**Task directions**
What is the number of lines in the data holding the word "конкурсов"? Give that number by itself.

**Task input**
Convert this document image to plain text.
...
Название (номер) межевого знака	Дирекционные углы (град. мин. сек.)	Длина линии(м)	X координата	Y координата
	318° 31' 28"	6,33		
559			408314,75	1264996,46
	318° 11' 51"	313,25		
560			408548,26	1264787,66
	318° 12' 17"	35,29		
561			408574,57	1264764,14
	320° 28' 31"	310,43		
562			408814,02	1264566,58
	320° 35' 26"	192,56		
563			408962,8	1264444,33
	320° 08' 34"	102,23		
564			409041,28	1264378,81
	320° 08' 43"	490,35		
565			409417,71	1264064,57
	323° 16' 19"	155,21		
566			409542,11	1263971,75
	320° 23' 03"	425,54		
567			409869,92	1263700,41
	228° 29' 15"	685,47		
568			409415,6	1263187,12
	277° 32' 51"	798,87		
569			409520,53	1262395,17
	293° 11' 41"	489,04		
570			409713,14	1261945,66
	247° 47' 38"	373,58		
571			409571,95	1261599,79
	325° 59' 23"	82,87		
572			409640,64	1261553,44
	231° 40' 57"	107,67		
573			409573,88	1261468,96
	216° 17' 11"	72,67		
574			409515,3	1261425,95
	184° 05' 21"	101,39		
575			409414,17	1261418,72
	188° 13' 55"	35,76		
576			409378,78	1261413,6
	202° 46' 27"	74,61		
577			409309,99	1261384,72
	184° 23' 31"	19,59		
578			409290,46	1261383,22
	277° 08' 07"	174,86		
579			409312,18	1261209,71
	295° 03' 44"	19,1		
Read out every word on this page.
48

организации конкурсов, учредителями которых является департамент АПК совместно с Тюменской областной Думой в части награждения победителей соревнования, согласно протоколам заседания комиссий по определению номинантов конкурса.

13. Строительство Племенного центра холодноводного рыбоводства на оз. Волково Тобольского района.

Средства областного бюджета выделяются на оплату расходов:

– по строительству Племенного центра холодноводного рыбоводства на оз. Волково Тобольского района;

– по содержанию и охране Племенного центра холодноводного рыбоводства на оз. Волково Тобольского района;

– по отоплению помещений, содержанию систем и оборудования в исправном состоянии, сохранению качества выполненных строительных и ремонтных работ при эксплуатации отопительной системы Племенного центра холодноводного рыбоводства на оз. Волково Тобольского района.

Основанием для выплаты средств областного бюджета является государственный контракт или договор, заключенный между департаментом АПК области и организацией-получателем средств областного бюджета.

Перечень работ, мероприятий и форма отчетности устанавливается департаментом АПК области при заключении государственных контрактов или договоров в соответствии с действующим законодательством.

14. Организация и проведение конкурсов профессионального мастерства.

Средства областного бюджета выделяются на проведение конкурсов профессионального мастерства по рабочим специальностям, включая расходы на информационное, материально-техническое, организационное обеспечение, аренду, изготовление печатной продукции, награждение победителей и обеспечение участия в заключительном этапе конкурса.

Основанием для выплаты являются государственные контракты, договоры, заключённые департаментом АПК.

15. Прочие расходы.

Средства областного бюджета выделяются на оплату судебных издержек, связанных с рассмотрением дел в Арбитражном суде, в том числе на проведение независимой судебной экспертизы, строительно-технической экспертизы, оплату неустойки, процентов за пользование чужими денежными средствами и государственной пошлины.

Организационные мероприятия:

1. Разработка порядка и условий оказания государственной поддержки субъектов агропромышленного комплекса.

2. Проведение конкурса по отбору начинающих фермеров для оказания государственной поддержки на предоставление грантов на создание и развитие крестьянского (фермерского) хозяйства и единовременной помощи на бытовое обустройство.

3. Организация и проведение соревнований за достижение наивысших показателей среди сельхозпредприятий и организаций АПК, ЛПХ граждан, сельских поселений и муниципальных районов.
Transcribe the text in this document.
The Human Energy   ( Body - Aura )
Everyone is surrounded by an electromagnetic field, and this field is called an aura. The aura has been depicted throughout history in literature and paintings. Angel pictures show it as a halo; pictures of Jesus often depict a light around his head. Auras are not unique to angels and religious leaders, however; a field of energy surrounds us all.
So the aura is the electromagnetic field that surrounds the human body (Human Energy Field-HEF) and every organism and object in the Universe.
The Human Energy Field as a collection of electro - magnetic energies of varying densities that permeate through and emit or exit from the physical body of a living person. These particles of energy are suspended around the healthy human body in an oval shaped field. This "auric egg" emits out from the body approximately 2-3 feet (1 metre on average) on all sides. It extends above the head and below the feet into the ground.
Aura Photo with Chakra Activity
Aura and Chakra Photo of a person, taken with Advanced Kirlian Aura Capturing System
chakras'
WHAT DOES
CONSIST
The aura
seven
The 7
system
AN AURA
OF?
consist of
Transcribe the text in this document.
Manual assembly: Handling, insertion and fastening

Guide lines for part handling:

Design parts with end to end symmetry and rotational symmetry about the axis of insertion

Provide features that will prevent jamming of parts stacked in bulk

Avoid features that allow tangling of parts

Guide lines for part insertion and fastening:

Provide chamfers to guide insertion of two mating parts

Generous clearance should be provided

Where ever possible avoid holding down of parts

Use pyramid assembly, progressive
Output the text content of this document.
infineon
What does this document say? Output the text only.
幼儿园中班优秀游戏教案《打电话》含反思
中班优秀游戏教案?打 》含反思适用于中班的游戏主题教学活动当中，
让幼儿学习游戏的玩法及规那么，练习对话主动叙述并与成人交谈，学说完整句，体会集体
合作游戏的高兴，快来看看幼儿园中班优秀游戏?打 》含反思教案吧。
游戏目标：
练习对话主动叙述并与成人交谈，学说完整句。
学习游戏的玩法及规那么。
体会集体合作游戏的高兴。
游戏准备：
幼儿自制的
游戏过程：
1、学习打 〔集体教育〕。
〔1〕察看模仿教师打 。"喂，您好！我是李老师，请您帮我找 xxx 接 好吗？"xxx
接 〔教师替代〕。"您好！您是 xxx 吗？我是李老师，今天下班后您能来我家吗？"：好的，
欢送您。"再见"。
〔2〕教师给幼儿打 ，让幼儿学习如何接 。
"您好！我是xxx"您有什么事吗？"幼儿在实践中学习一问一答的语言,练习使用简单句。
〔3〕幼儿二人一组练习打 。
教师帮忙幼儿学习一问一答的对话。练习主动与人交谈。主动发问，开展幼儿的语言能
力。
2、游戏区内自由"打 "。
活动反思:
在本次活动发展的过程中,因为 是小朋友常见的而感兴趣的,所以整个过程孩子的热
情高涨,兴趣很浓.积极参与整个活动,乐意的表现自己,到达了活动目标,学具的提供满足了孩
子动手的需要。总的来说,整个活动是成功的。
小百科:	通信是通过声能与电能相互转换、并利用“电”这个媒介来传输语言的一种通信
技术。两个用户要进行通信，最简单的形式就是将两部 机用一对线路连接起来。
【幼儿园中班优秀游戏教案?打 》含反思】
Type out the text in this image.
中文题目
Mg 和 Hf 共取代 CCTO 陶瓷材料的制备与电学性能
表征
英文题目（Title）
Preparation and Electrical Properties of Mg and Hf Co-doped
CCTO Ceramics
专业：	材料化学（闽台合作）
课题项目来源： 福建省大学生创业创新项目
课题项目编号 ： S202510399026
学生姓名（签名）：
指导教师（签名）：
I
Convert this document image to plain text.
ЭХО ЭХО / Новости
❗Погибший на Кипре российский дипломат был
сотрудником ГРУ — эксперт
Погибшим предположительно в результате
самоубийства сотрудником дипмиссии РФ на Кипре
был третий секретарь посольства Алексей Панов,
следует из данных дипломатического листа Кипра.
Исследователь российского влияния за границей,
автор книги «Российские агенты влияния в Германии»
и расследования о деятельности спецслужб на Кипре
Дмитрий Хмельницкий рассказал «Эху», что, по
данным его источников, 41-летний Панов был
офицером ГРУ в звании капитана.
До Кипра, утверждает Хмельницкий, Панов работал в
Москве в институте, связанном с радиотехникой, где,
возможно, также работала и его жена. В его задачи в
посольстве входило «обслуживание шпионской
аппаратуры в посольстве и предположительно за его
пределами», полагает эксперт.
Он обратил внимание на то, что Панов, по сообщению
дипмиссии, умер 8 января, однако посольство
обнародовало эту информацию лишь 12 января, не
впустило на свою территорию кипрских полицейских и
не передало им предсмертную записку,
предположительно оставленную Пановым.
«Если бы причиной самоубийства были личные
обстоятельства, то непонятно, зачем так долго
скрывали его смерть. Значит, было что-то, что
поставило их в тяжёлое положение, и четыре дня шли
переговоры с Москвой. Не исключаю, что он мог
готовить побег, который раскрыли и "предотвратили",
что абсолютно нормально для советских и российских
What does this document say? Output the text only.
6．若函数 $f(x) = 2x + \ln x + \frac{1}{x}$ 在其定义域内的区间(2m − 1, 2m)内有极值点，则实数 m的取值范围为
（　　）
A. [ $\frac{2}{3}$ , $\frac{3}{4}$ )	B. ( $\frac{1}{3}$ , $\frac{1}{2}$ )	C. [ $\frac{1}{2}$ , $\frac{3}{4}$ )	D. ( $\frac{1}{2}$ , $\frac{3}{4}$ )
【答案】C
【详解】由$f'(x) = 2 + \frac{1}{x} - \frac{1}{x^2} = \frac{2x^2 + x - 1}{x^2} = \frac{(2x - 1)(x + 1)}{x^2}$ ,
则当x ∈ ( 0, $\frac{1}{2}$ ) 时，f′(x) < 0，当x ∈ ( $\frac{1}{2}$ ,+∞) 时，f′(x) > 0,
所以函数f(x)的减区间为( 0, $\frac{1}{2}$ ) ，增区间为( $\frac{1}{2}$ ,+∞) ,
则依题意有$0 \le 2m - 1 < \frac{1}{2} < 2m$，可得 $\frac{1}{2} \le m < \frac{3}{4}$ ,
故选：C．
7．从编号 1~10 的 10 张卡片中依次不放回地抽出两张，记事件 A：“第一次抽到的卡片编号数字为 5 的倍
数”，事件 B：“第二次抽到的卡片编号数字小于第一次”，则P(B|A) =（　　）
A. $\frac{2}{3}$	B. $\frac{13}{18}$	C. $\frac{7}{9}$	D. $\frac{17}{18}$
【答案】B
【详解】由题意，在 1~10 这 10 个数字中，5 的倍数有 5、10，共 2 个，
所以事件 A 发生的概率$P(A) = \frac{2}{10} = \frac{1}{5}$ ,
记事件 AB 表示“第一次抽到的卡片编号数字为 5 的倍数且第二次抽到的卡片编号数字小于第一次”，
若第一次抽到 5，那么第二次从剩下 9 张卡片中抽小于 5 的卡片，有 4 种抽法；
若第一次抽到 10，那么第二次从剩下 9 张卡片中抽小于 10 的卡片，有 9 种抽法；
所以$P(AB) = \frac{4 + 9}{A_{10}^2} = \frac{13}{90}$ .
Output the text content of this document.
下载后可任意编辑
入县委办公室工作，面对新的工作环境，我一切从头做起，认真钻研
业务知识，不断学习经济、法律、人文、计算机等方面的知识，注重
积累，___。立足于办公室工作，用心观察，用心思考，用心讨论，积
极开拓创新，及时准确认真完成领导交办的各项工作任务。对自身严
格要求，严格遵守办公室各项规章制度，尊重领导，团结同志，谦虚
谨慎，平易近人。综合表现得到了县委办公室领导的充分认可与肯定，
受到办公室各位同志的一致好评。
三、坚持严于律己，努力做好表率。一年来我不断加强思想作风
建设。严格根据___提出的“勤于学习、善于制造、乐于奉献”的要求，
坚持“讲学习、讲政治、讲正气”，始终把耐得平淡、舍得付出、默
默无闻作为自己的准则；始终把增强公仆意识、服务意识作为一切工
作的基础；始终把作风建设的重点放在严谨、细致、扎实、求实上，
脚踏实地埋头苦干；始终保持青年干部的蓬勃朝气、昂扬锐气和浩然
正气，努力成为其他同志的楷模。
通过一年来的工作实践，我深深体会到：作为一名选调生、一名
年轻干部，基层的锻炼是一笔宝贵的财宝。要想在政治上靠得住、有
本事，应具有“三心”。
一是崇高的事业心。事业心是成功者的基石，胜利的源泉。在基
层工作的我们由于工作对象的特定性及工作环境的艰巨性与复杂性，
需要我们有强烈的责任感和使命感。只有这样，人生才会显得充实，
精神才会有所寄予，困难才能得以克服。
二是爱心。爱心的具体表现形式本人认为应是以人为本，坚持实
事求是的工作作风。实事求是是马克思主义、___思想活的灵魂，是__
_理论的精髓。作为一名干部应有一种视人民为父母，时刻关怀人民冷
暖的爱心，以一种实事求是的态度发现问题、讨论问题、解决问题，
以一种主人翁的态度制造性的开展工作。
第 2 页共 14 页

**Answer below**
3